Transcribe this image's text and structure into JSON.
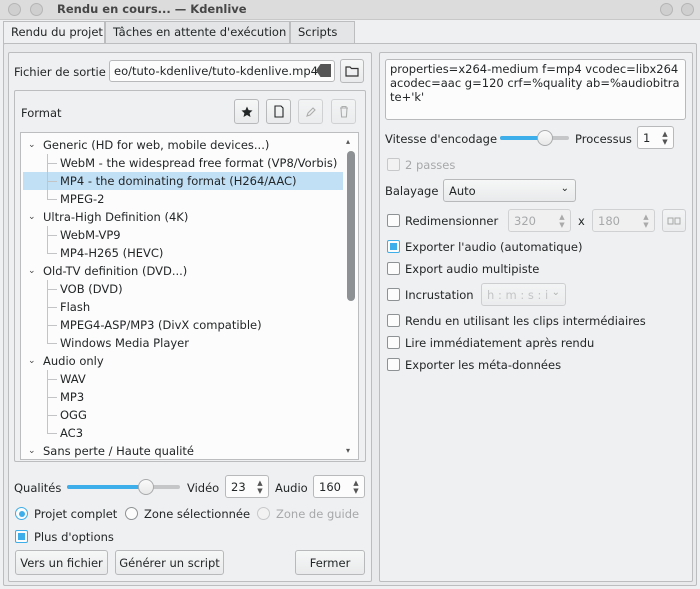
{
  "window": {
    "title": "Rendu en cours... — Kdenlive"
  },
  "tabs": [
    {
      "label": "Rendu du projet",
      "active": true
    },
    {
      "label": "Tâches en attente d'exécution",
      "active": false
    },
    {
      "label": "Scripts",
      "active": false
    }
  ],
  "output": {
    "label": "Fichier de sortie",
    "value": "eo/tuto-kdenlive/tuto-kdenlive.mp4"
  },
  "format": {
    "label": "Format",
    "groups": [
      {
        "name": "Generic (HD for web, mobile devices...)",
        "items": [
          "WebM - the widespread free format (VP8/Vorbis)",
          "MP4 - the dominating format (H264/AAC)",
          "MPEG-2"
        ]
      },
      {
        "name": "Ultra-High Definition (4K)",
        "items": [
          "WebM-VP9",
          "MP4-H265 (HEVC)"
        ]
      },
      {
        "name": "Old-TV definition (DVD...)",
        "items": [
          "VOB (DVD)",
          "Flash",
          "MPEG4-ASP/MP3 (DivX compatible)",
          "Windows Media Player"
        ]
      },
      {
        "name": "Audio only",
        "items": [
          "WAV",
          "MP3",
          "OGG",
          "AC3"
        ]
      },
      {
        "name": "Sans perte / Haute qualité",
        "items": []
      }
    ],
    "selected": "MP4 - the dominating format (H264/AAC)"
  },
  "quality": {
    "label": "Qualités",
    "slider_fraction": 0.7,
    "video_label": "Vidéo",
    "video_value": "23",
    "audio_label": "Audio",
    "audio_value": "160"
  },
  "scope": {
    "options": [
      {
        "label": "Projet complet",
        "checked": true,
        "enabled": true
      },
      {
        "label": "Zone sélectionnée",
        "checked": false,
        "enabled": true
      },
      {
        "label": "Zone de guide",
        "checked": false,
        "enabled": false
      }
    ]
  },
  "more_options": {
    "label": "Plus d'options",
    "checked": true
  },
  "buttons": {
    "to_file": "Vers un fichier",
    "generate_script": "Générer un script",
    "close": "Fermer"
  },
  "right": {
    "properties": "properties=x264-medium f=mp4 vcodec=libx264 acodec=aac g=120 crf=%quality ab=%audiobitrate+'k'",
    "speed_label": "Vitesse d'encodage",
    "speed_fraction": 0.65,
    "threads_label": "Processus",
    "threads_value": "1",
    "two_pass": "2 passes",
    "scanning_label": "Balayage",
    "scanning_value": "Auto",
    "resize_label": "Redimensionner",
    "resize_w": "320",
    "resize_x": "x",
    "resize_h": "180",
    "export_audio": "Exporter l'audio (automatique)",
    "export_multitrack": "Export audio multipiste",
    "overlay_label": "Incrustation",
    "overlay_value": "h : m : s : i",
    "proxy_clips": "Rendu en utilisant les clips intermédiaires",
    "play_after": "Lire immédiatement après rendu",
    "export_metadata": "Exporter les méta-données"
  }
}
━━━
[WHAT YOU SHOULD DO] Pull out the lines above in which the word "WebM" appears.

[TASK ANSWER]
          "WebM - the widespread free format (VP8/Vorbis)",
          "WebM-VP9",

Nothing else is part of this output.